##### Data to process #####
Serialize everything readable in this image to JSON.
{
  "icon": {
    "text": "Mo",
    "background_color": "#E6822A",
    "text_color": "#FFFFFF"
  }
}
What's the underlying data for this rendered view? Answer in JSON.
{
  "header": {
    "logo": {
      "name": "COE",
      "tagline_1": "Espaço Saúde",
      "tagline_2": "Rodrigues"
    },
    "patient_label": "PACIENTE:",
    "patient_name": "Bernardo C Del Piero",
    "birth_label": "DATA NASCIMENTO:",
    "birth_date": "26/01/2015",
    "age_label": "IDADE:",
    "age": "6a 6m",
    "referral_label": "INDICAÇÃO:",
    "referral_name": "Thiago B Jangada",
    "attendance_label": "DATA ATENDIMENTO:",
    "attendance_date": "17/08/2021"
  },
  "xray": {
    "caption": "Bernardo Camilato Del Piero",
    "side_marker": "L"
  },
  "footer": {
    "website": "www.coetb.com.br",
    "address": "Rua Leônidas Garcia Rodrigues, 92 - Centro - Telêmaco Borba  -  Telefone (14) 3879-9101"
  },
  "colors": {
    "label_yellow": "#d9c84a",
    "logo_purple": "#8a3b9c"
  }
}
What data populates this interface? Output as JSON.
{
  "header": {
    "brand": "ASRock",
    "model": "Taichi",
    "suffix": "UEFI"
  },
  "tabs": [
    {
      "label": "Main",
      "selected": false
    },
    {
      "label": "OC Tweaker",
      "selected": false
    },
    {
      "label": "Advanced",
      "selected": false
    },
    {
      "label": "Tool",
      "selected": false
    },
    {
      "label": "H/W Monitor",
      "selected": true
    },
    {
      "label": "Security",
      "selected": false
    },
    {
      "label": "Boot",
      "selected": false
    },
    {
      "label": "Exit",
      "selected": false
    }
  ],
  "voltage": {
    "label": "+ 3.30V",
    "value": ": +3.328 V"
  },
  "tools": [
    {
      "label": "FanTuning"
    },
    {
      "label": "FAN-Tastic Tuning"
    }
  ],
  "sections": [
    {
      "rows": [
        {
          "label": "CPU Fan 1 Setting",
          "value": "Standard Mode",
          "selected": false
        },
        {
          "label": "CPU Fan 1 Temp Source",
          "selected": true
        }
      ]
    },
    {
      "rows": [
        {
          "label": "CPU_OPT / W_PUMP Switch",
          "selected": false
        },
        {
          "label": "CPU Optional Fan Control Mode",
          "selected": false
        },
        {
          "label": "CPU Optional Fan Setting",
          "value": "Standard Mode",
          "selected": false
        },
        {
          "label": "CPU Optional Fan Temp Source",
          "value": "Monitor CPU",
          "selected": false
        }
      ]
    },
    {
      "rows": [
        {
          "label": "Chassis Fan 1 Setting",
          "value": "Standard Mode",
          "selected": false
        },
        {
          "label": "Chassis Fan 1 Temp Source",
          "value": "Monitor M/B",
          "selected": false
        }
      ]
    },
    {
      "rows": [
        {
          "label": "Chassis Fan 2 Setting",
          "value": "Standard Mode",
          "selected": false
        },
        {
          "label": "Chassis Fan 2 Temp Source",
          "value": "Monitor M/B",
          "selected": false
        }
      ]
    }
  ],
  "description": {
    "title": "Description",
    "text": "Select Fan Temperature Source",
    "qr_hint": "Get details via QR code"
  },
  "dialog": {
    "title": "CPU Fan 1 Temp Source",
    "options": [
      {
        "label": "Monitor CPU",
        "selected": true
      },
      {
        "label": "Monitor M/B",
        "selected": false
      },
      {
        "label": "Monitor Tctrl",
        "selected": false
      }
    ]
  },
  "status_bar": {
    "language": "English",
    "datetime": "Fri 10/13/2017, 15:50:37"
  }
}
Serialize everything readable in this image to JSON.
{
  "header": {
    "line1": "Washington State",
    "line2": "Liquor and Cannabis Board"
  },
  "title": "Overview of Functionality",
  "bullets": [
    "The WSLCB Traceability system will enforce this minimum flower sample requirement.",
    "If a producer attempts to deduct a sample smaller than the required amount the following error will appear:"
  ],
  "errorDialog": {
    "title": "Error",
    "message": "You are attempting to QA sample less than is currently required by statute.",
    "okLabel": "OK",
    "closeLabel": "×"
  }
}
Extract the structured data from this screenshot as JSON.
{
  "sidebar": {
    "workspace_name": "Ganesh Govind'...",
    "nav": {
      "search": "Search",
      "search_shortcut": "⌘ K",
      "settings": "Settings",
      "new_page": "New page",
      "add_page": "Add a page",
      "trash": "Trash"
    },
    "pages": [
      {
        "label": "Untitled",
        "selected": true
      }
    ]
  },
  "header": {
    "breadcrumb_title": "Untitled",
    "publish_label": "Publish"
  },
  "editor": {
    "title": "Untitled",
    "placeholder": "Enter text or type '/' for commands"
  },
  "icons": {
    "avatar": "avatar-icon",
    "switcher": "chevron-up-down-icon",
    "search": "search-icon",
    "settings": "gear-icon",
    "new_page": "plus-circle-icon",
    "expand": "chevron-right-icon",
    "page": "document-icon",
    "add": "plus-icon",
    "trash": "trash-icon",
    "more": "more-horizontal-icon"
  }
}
#####
* [Objective] Give an exact repetition of all the material.

* [Result of this exercise]
Serialize everything readable in this image to JSON.
{
  "icon": {
    "text": "Mo",
    "background_color": "#E6822A",
    "text_color": "#FFFFFF"
  }
}
What's the underlying data for this rendered view? Answer in JSON.
{
  "header": {
    "logo": {
      "name": "COE",
      "tagline_1": "Espaço Saúde",
      "tagline_2": "Rodrigues"
    },
    "patient_label": "PACIENTE:",
    "patient_name": "Bernardo C Del Piero",
    "birth_label": "DATA NASCIMENTO:",
    "birth_date": "26/01/2015",
    "age_label": "IDADE:",
    "age": "6a 6m",
    "referral_label": "INDICAÇÃO:",
    "referral_name": "Thiago B Jangada",
    "attendance_label": "DATA ATENDIMENTO:",
    "attendance_date": "17/08/2021"
  },
  "xray": {
    "caption": "Bernardo Camilato Del Piero",
    "side_marker": "L"
  },
  "footer": {
    "website": "www.coetb.com.br",
    "address": "Rua Leônidas Garcia Rodrigues, 92 - Centro - Telêmaco Borba  -  Telefone (14) 3879-9101"
  },
  "colors": {
    "label_yellow": "#d9c84a",
    "logo_purple": "#8a3b9c"
  }
}
What data populates this interface? Output as JSON.
{
  "header": {
    "brand": "ASRock",
    "model": "Taichi",
    "suffix": "UEFI"
  },
  "tabs": [
    {
      "label": "Main",
      "selected": false
    },
    {
      "label": "OC Tweaker",
      "selected": false
    },
    {
      "label": "Advanced",
      "selected": false
    },
    {
      "label": "Tool",
      "selected": false
    },
    {
      "label": "H/W Monitor",
      "selected": true
    },
    {
      "label": "Security",
      "selected": false
    },
    {
      "label": "Boot",
      "selected": false
    },
    {
      "label": "Exit",
      "selected": false
    }
  ],
  "voltage": {
    "label": "+ 3.30V",
    "value": ": +3.328 V"
  },
  "tools": [
    {
      "label": "FanTuning"
    },
    {
      "label": "FAN-Tastic Tuning"
    }
  ],
  "sections": [
    {
      "rows": [
        {
          "label": "CPU Fan 1 Setting",
          "value": "Standard Mode",
          "selected": false
        },
        {
          "label": "CPU Fan 1 Temp Source",
          "selected": true
        }
      ]
    },
    {
      "rows": [
        {
          "label": "CPU_OPT / W_PUMP Switch",
          "selected": false
        },
        {
          "label": "CPU Optional Fan Control Mode",
          "selected": false
        },
        {
          "label": "CPU Optional Fan Setting",
          "value": "Standard Mode",
          "selected": false
        },
        {
          "label": "CPU Optional Fan Temp Source",
          "value": "Monitor CPU",
          "selected": false
        }
      ]
    },
    {
      "rows": [
        {
          "label": "Chassis Fan 1 Setting",
          "value": "Standard Mode",
          "selected": false
        },
        {
          "label": "Chassis Fan 1 Temp Source",
          "value": "Monitor M/B",
          "selected": false
        }
      ]
    },
    {
      "rows": [
        {
          "label": "Chassis Fan 2 Setting",
          "value": "Standard Mode",
          "selected": false
        },
        {
          "label": "Chassis Fan 2 Temp Source",
          "value": "Monitor M/B",
          "selected": false
        }
      ]
    }
  ],
  "description": {
    "title": "Description",
    "text": "Select Fan Temperature Source",
    "qr_hint": "Get details via QR code"
  },
  "dialog": {
    "title": "CPU Fan 1 Temp Source",
    "options": [
      {
        "label": "Monitor CPU",
        "selected": true
      },
      {
        "label": "Monitor M/B",
        "selected": false
      },
      {
        "label": "Monitor Tctrl",
        "selected": false
      }
    ]
  },
  "status_bar": {
    "language": "English",
    "datetime": "Fri 10/13/2017, 15:50:37"
  }
}
Serialize everything readable in this image to JSON.
{
  "header": {
    "line1": "Washington State",
    "line2": "Liquor and Cannabis Board"
  },
  "title": "Overview of Functionality",
  "bullets": [
    "The WSLCB Traceability system will enforce this minimum flower sample requirement.",
    "If a producer attempts to deduct a sample smaller than the required amount the following error will appear:"
  ],
  "errorDialog": {
    "title": "Error",
    "message": "You are attempting to QA sample less than is currently required by statute.",
    "okLabel": "OK",
    "closeLabel": "×"
  }
}
Extract the structured data from this screenshot as JSON.
{
  "sidebar": {
    "workspace_name": "Ganesh Govind'...",
    "nav": {
      "search": "Search",
      "search_shortcut": "⌘ K",
      "settings": "Settings",
      "new_page": "New page",
      "add_page": "Add a page",
      "trash": "Trash"
    },
    "pages": [
      {
        "label": "Untitled",
        "selected": true
      }
    ]
  },
  "header": {
    "breadcrumb_title": "Untitled",
    "publish_label": "Publish"
  },
  "editor": {
    "title": "Untitled",
    "placeholder": "Enter text or type '/' for commands"
  },
  "icons": {
    "avatar": "avatar-icon",
    "switcher": "chevron-up-down-icon",
    "search": "search-icon",
    "settings": "gear-icon",
    "new_page": "plus-circle-icon",
    "expand": "chevron-right-icon",
    "page": "document-icon",
    "add": "plus-icon",
    "trash": "trash-icon",
    "more": "more-horizontal-icon"
  }
}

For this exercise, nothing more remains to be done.